-- start of Supplied material --

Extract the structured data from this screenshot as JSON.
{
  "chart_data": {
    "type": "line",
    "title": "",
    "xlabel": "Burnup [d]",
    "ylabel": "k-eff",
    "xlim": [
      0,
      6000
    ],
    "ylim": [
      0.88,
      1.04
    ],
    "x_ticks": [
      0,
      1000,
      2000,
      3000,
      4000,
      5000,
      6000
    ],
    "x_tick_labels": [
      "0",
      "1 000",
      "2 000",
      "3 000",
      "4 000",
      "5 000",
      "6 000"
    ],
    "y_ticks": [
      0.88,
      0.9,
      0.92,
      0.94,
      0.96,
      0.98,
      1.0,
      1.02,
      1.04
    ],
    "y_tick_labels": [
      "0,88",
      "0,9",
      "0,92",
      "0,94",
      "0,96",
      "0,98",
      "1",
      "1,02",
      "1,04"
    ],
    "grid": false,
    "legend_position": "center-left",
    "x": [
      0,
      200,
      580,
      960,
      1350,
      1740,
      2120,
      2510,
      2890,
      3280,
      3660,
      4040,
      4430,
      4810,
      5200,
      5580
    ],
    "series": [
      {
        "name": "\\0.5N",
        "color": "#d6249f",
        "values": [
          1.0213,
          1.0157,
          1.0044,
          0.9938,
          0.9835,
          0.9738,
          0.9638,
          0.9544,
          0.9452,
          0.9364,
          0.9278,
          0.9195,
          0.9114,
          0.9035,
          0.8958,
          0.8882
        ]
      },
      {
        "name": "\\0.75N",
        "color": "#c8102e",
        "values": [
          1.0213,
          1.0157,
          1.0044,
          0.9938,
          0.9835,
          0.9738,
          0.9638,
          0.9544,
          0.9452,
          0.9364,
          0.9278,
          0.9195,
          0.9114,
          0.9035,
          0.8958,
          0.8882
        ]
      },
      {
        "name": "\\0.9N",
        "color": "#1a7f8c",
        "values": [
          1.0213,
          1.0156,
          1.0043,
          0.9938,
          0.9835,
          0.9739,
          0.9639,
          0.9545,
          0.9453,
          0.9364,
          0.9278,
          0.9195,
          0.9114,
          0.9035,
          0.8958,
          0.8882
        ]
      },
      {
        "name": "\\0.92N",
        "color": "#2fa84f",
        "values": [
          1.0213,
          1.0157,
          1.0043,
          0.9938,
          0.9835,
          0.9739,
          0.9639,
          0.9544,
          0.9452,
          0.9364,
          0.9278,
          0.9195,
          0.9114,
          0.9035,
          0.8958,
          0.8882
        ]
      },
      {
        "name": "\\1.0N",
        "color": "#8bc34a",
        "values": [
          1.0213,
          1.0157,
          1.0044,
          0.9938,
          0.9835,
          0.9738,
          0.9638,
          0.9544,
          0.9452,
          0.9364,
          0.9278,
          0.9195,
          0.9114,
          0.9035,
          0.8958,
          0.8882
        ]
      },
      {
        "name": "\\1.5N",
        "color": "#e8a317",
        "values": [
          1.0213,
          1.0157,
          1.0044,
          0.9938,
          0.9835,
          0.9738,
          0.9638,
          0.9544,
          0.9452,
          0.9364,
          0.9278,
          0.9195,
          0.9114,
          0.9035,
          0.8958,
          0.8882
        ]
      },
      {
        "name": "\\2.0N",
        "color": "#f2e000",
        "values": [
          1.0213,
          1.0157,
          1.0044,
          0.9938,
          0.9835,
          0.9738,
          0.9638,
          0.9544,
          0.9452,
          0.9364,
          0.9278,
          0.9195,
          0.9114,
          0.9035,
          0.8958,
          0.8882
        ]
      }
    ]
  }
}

-- end of Supplied material --

• Your instructions: Identify the lines above with the word "name". Copy them.

• Task answer:
        "name": "\\0.5N",
        "name": "\\0.75N",
        "name": "\\0.9N",
        "name": "\\0.92N",
        "name": "\\1.0N",
        "name": "\\1.5N",
        "name": "\\2.0N",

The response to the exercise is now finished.